Data for processing:
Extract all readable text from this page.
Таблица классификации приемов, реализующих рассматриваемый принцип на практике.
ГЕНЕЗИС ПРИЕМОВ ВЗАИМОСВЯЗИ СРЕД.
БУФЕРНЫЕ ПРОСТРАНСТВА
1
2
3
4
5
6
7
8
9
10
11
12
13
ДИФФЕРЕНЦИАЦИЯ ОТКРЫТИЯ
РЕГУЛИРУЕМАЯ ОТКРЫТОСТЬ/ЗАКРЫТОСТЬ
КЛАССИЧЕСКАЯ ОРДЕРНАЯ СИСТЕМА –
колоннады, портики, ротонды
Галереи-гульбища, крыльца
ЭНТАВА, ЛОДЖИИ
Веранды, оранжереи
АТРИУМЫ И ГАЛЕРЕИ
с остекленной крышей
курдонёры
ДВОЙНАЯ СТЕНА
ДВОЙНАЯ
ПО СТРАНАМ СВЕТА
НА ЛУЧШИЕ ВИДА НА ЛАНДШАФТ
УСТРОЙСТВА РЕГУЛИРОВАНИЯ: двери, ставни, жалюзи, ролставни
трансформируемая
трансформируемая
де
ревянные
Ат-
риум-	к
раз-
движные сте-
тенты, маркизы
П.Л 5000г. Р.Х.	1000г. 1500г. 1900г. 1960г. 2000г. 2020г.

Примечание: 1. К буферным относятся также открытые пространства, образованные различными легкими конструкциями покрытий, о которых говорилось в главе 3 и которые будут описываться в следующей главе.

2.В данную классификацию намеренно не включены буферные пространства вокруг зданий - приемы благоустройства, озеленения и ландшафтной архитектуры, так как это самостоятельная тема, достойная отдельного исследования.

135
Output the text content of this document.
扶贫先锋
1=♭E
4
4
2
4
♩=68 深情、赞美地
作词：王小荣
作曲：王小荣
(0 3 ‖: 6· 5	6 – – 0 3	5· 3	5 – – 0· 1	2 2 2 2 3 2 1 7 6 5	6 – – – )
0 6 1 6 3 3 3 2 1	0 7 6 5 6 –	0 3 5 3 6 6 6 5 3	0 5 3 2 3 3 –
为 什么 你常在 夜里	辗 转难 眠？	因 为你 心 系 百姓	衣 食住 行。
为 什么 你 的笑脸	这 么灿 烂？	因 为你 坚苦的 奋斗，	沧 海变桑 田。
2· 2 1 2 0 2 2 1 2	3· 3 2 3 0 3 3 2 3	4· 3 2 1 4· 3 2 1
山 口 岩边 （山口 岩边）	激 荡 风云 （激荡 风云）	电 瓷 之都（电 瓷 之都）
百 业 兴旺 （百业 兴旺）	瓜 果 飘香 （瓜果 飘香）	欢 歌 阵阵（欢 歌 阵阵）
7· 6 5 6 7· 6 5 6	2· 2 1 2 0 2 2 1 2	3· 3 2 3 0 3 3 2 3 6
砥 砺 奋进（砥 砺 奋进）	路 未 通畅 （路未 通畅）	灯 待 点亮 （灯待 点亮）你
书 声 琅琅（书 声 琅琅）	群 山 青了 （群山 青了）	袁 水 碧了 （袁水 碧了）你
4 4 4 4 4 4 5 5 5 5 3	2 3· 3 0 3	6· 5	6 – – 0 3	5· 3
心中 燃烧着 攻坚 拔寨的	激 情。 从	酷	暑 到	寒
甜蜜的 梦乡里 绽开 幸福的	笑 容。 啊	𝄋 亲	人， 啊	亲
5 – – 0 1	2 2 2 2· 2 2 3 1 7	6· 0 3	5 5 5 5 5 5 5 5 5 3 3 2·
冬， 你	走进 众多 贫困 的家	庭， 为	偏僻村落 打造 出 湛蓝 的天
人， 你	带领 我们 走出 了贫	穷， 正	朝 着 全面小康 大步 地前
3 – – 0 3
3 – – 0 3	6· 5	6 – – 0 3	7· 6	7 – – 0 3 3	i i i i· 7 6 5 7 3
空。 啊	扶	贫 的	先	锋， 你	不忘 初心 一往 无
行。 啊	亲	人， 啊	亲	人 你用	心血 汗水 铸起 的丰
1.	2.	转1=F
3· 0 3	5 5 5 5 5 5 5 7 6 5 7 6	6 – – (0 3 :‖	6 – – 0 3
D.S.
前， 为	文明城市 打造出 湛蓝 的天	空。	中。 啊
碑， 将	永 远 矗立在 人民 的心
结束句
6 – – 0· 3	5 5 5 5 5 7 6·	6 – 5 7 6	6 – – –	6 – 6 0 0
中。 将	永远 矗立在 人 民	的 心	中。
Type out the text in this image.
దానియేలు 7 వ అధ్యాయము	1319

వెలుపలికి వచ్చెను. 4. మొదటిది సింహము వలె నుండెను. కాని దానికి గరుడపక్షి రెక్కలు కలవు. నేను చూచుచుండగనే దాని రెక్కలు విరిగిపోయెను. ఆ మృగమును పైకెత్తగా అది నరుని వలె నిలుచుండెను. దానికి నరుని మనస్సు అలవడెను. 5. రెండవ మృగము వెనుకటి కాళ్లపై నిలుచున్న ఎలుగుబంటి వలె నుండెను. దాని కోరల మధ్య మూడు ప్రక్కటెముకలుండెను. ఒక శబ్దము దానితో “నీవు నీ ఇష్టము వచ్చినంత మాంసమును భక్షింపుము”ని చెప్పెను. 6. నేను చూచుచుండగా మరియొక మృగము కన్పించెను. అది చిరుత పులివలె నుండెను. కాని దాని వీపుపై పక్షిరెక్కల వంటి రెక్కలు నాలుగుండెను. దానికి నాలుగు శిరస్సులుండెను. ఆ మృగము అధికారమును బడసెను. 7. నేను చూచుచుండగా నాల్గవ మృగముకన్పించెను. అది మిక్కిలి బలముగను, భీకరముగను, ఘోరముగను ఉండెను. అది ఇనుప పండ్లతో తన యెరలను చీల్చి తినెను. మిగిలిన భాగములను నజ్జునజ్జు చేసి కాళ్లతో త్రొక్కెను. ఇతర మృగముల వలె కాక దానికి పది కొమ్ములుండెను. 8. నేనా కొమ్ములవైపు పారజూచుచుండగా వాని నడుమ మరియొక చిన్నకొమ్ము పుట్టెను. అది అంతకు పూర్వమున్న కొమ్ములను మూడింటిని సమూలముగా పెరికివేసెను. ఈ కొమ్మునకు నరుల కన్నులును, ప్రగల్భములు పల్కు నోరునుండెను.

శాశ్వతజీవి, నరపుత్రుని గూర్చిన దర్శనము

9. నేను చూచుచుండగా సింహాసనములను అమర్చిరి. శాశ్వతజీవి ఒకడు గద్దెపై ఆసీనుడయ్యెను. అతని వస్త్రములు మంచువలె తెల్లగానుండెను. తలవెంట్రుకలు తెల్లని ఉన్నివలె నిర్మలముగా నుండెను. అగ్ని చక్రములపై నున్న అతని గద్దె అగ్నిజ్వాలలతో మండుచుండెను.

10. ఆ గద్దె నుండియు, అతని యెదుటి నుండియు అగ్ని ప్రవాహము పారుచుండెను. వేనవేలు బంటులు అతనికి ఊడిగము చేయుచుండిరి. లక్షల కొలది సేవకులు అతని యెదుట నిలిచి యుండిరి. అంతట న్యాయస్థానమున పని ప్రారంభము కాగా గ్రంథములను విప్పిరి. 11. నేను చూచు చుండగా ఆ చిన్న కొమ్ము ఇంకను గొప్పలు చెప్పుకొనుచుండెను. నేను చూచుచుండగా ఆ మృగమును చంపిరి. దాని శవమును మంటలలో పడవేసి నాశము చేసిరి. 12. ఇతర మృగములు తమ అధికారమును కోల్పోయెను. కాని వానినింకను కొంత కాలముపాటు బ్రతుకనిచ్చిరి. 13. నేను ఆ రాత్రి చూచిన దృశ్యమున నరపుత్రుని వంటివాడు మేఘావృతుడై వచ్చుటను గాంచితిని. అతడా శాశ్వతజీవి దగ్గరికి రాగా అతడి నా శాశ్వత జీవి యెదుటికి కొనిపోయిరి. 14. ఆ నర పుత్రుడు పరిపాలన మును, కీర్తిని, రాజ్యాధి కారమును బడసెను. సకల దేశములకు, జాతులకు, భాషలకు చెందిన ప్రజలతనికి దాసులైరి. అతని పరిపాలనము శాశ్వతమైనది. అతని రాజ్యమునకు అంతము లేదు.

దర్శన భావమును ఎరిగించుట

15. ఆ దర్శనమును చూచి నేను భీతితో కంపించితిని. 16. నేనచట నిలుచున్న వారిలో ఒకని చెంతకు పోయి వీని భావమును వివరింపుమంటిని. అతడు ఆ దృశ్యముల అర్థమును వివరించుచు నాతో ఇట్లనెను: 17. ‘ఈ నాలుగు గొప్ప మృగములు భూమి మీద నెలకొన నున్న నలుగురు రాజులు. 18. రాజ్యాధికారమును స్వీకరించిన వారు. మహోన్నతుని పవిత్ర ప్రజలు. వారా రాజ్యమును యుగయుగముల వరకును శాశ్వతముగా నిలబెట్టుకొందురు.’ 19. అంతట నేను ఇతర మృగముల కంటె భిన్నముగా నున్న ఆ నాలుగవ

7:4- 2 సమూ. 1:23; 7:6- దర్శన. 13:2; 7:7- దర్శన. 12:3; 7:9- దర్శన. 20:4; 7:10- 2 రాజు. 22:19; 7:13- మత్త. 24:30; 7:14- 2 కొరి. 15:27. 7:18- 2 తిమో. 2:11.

What the exercise asks:
Some lines of the data may hold the word "text". Say how many do, with nothing else.

Result of this exercise:
3